Word for word, print each line of the listing below; pictures stay out.

☆ ☆ ☆ ☆ ☆

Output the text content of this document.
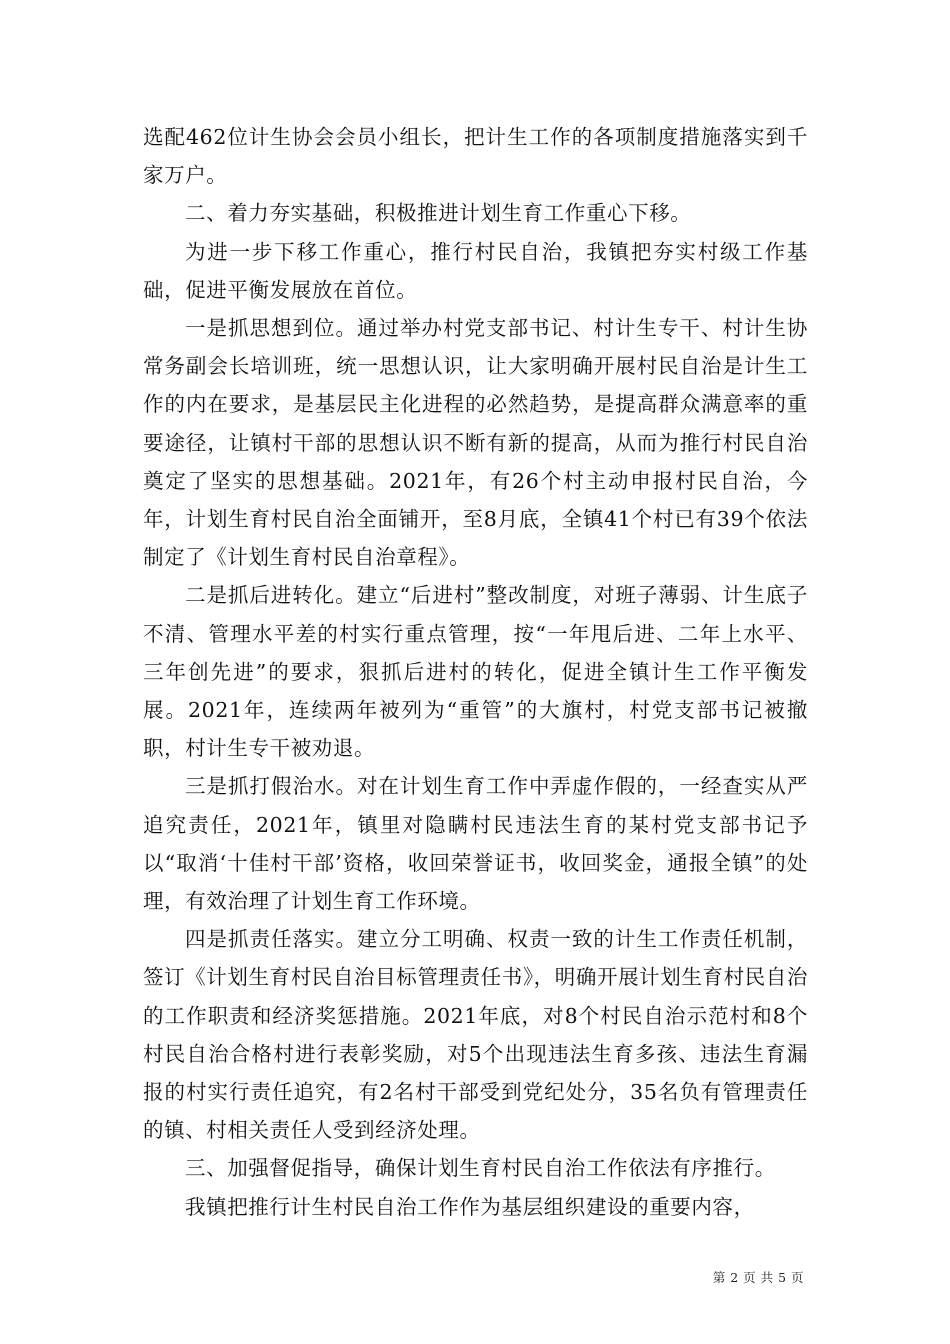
选配462位计生协会会员小组长，把计生工作的各项制度措施落实到千家万户。

二、着力夯实基础，积极推进计划生育工作重心下移。

为进一步下移工作重心，推行村民自治，我镇把夯实村级工作基础，促进平衡发展放在首位。

一是抓思想到位。通过举办村党支部书记、村计生专干、村计生协常务副会长培训班，统一思想认识，让大家明确开展村民自治是计生工作的内在要求，是基层民主化进程的必然趋势，是提高群众满意率的重要途径，让镇村干部的思想认识不断有新的提高，从而为推行村民自治奠定了坚实的思想基础。2021年，有26个村主动申报村民自治，今年，计划生育村民自治全面铺开，至8月底，全镇41个村已有39个依法制定了《计划生育村民自治章程》。

二是抓后进转化。建立“后进村”整改制度，对班子薄弱、计生底子不清、管理水平差的村实行重点管理，按“一年甩后进、二年上水平、三年创先进”的要求，狠抓后进村的转化，促进全镇计生工作平衡发展。2021年，连续两年被列为“重管”的大旗村，村党支部书记被撤职，村计生专干被劝退。

三是抓打假治水。对在计划生育工作中弄虚作假的，一经查实从严追究责任，2021年，镇里对隐瞒村民违法生育的某村党支部书记予以“取消‘十佳村干部’资格，收回荣誉证书，收回奖金，通报全镇”的处理，有效治理了计划生育工作环境。

四是抓责任落实。建立分工明确、权责一致的计生工作责任机制，签订《计划生育村民自治目标管理责任书》，明确开展计划生育村民自治的工作职责和经济奖惩措施。2021年底，对8个村民自治示范村和8个村民自治合格村进行表彰奖励，对5个出现违法生育多孩、违法生育漏报的村实行责任追究，有2名村干部受到党纪处分，35名负有管理责任的镇、村相关责任人受到经济处理。

三、加强督促指导，确保计划生育村民自治工作依法有序推行。

我镇把推行计生村民自治工作作为基层组织建设的重要内容，

第 2 页 共 5 页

☆ ☆ ☆ ☆ ☆

● CORRECT RESULT:
Output the text content of this document.
选配462位计生协会会员小组长，把计生工作的各项制度措施落实到千家万户。

二、着力夯实基础，积极推进计划生育工作重心下移。

为进一步下移工作重心，推行村民自治，我镇把夯实村级工作基础，促进平衡发展放在首位。

一是抓思想到位。通过举办村党支部书记、村计生专干、村计生协常务副会长培训班，统一思想认识，让大家明确开展村民自治是计生工作的内在要求，是基层民主化进程的必然趋势，是提高群众满意率的重要途径，让镇村干部的思想认识不断有新的提高，从而为推行村民自治奠定了坚实的思想基础。2021年，有26个村主动申报村民自治，今年，计划生育村民自治全面铺开，至8月底，全镇41个村已有39个依法制定了《计划生育村民自治章程》。

二是抓后进转化。建立“后进村”整改制度，对班子薄弱、计生底子不清、管理水平差的村实行重点管理，按“一年甩后进、二年上水平、三年创先进”的要求，狠抓后进村的转化，促进全镇计生工作平衡发展。2021年，连续两年被列为“重管”的大旗村，村党支部书记被撤职，村计生专干被劝退。

三是抓打假治水。对在计划生育工作中弄虚作假的，一经查实从严追究责任，2021年，镇里对隐瞒村民违法生育的某村党支部书记予以“取消‘十佳村干部’资格，收回荣誉证书，收回奖金，通报全镇”的处理，有效治理了计划生育工作环境。

四是抓责任落实。建立分工明确、权责一致的计生工作责任机制，签订《计划生育村民自治目标管理责任书》，明确开展计划生育村民自治的工作职责和经济奖惩措施。2021年底，对8个村民自治示范村和8个村民自治合格村进行表彰奖励，对5个出现违法生育多孩、违法生育漏报的村实行责任追究，有2名村干部受到党纪处分，35名负有管理责任的镇、村相关责任人受到经济处理。

三、加强督促指导，确保计划生育村民自治工作依法有序推行。

我镇把推行计生村民自治工作作为基层组织建设的重要内容，

第 2 页 共 5 页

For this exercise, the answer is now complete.